**Material provided**:

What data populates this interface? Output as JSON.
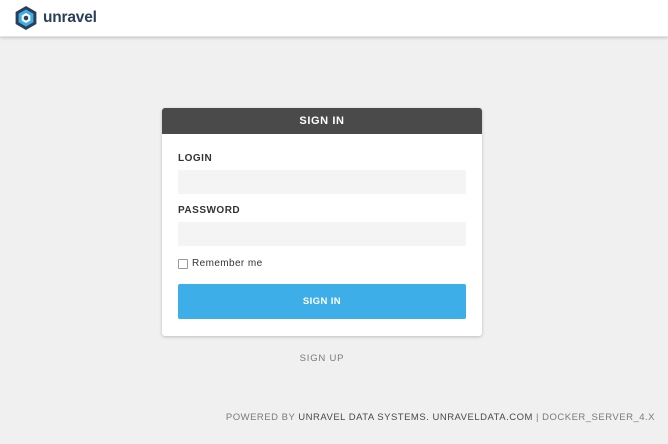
{
  "brand": {
    "name": "unravel",
    "logo_icon": "unravel-hexagon-logo"
  },
  "login_card": {
    "title": "SIGN IN",
    "login_label": "LOGIN",
    "login_value": "",
    "password_label": "PASSWORD",
    "password_value": "",
    "remember_label": "Remember me",
    "remember_checked": false,
    "submit_label": "SIGN IN"
  },
  "signup_label": "SIGN UP",
  "footer": {
    "powered_by": "POWERED BY",
    "company": "UNRAVEL DATA SYSTEMS.",
    "website": "UNRAVELDATA.COM",
    "separator": "|",
    "server": "DOCKER_SERVER_4.X"
  },
  "colors": {
    "header_bg": "#4a4a4a",
    "button_bg": "#3eaee9",
    "page_bg": "#f0f0f0",
    "brand_text": "#2b3e5a"
  }
}
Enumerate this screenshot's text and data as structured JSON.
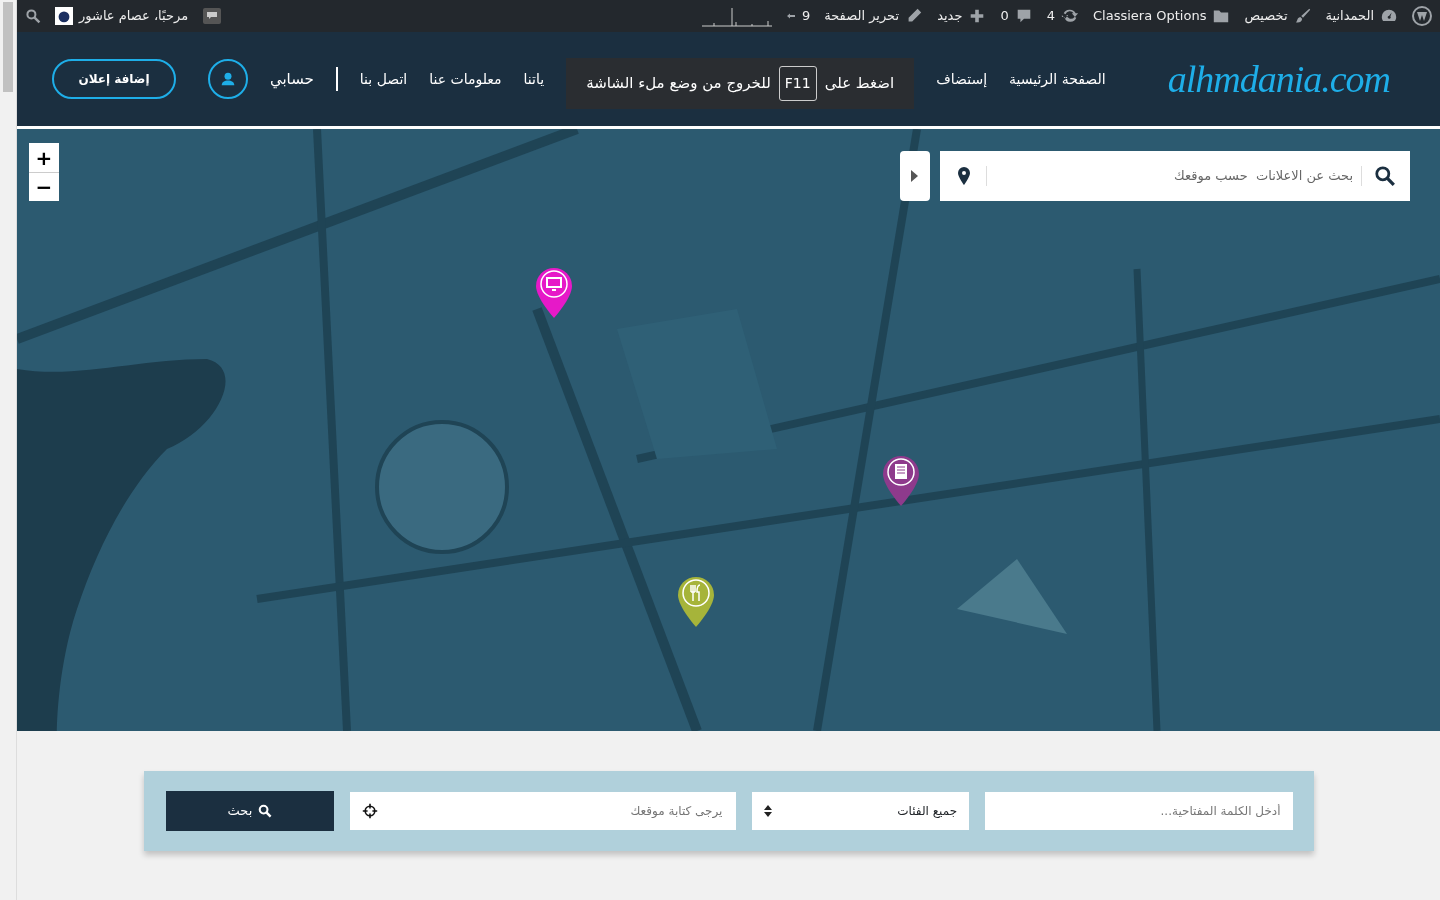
{
  "admin_bar": {
    "right_items": [
      {
        "label": "الحمدانية"
      },
      {
        "label": "تخصيص"
      },
      {
        "label": "Classiera Options"
      },
      {
        "label": "4"
      },
      {
        "label": "0"
      },
      {
        "label": "جديد"
      },
      {
        "label": "تحرير الصفحة"
      },
      {
        "label": "9"
      }
    ],
    "greeting": "مرحبًا، عصام عاشور"
  },
  "header": {
    "logo": "alhmdania.com",
    "nav": [
      {
        "label": "الصفحة الرئيسية"
      },
      {
        "label": "إستضاف"
      },
      {
        "label": "ياتنا"
      },
      {
        "label": "معلومات عنا"
      },
      {
        "label": "اتصل بنا"
      }
    ],
    "fullscreen_notice": {
      "before": "اضغط على",
      "key": "F11",
      "after": "للخروج من وضع ملء الشاشة"
    },
    "account": "حسابي",
    "post_button": "إضافة إعلان"
  },
  "map": {
    "search_placeholder": "بحث عن الاعلانات  حسب موقعك",
    "zoom_in": "+",
    "zoom_out": "−",
    "pins": [
      {
        "color": "#e619c8"
      },
      {
        "color": "#8e3a8c"
      },
      {
        "color": "#a6b43a"
      }
    ]
  },
  "search_form": {
    "keyword_placeholder": "أدخل الكلمة المفتاحية...",
    "category": "جميع الفئات",
    "location_placeholder": "يرجى كتابة موقعك",
    "button": "بحث"
  }
}
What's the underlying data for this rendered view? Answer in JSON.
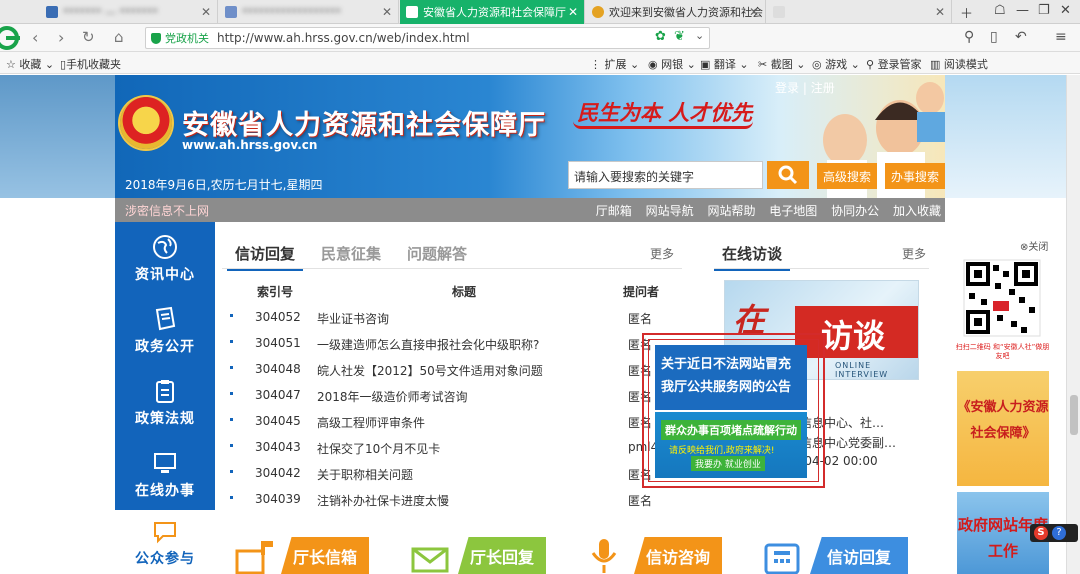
{
  "browser": {
    "tabs": [
      {
        "label": "******* — *******",
        "blurred": true
      },
      {
        "label": "******************",
        "blurred": true
      },
      {
        "label": "安徽省人力资源和社会保障厅",
        "blurred": false
      },
      {
        "label": "欢迎来到安徽省人力资源和社会",
        "blurred": false
      }
    ],
    "url_prefix": "党政机关",
    "url": "http://www.ah.hrss.gov.cn/web/index.html",
    "bookmarks_left": [
      "收藏",
      "手机收藏夹"
    ],
    "bookmarks_right": [
      "扩展",
      "网银",
      "翻译",
      "截图",
      "游戏",
      "登录管家",
      "阅读模式"
    ]
  },
  "site": {
    "title": "安徽省人力资源和社会保障厅",
    "domain": "www.ah.hrss.gov.cn",
    "slogan": "民生为本  人才优先",
    "date": "2018年9月6日,农历七月廿七,星期四",
    "login": "登录",
    "register": "注册",
    "search_placeholder": "请输入要搜索的关键字",
    "advanced_search": "高级搜索",
    "affairs_search": "办事搜索",
    "secret_notice": "涉密信息不上网",
    "quick_links": [
      "厅邮箱",
      "网站导航",
      "网站帮助",
      "电子地图",
      "协同办公",
      "加入收藏"
    ]
  },
  "leftnav": [
    {
      "label": "资讯中心",
      "icon": "globe-icon"
    },
    {
      "label": "政务公开",
      "icon": "document-icon"
    },
    {
      "label": "政策法规",
      "icon": "clipboard-icon"
    },
    {
      "label": "在线办事",
      "icon": "monitor-icon"
    },
    {
      "label": "公众参与",
      "icon": "chat-icon"
    }
  ],
  "content": {
    "tabs": [
      "信访回复",
      "民意征集",
      "问题解答"
    ],
    "more": "更多",
    "headers": {
      "id": "索引号",
      "title": "标题",
      "author": "提问者"
    },
    "rows": [
      {
        "id": "304052",
        "title": "毕业证书咨询",
        "author": "匿名"
      },
      {
        "id": "304051",
        "title": "一级建造师怎么直接申报社会化中级职称?",
        "author": "匿名"
      },
      {
        "id": "304048",
        "title": "皖人社发【2012】50号文件适用对象问题",
        "author": "匿名"
      },
      {
        "id": "304047",
        "title": "2018年一级造价师考试咨询",
        "author": "匿名"
      },
      {
        "id": "304045",
        "title": "高级工程师评审条件",
        "author": "匿名"
      },
      {
        "id": "304043",
        "title": "社保交了10个月不见卡",
        "author": "pml4"
      },
      {
        "id": "304042",
        "title": "关于职称相关问题",
        "author": "匿名"
      },
      {
        "id": "304039",
        "title": "注销补办社保卡进度太慢",
        "author": "匿名"
      }
    ]
  },
  "online": {
    "title": "在线访谈",
    "more": "更多",
    "banner_zai": "在",
    "banner_fang": "访谈",
    "banner_en": "ONLINE INTERVIEW",
    "items": [
      "信息中心、社…",
      "信息中心党委副…",
      "-04-02 00:00"
    ]
  },
  "popup": {
    "line1": "关于近日不法网站冒充",
    "line2": "我厅公共服务网的公告",
    "banner1": "群众办事百项堵点疏解行动",
    "banner2": "请反映给我们,政府来解决!",
    "banner3": "我要办 就业创业"
  },
  "bottom_tiles": [
    {
      "label": "厅长信箱",
      "color": "#f39418"
    },
    {
      "label": "厅长回复",
      "color": "#8cc63e"
    },
    {
      "label": "信访咨询",
      "color": "#f39418"
    },
    {
      "label": "信访回复",
      "color": "#3d8ee0"
    }
  ],
  "sidebar": {
    "close": "关闭",
    "qr_caption": "扫扫二维码 和“安徽人社”做朋友吧",
    "ad1": "《安徽人力资源社会保障》",
    "ad2": "政府网站年度工作"
  },
  "colors": {
    "primary_blue": "#1264bb",
    "accent_orange": "#f39418",
    "active_tab_green": "#17b26a"
  }
}
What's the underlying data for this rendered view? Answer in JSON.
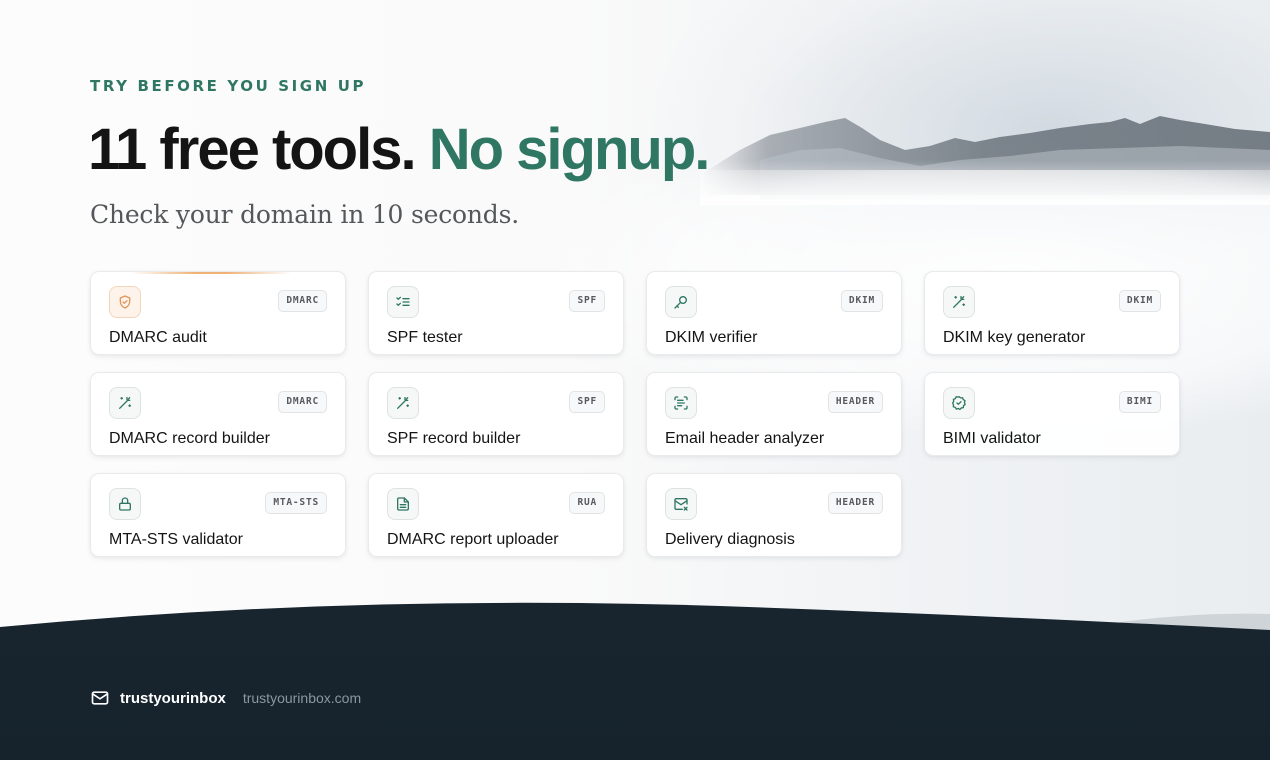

**Goal**: Isolate each line of the listing above that includes "title". Copy it.

**Result**:
    "title": "SIGN IN",
    "title": "安徽省人力资源和社会保障厅",
      "title": "标题",
        "title": "毕业证书咨询",
        "title": "一级建造师怎么直接申报社会化中级职称?",
        "title": "皖人社发【2012】50号文件适用对象问题",
        "title": "2018年一级造价师考试咨询",
        "title": "高级工程师评审条件",
        "title": "社保交了10个月不见卡",
        "title": "关于职称相关问题",
        "title": "注销补办社保卡进度太慢",
    "title": "在线访谈",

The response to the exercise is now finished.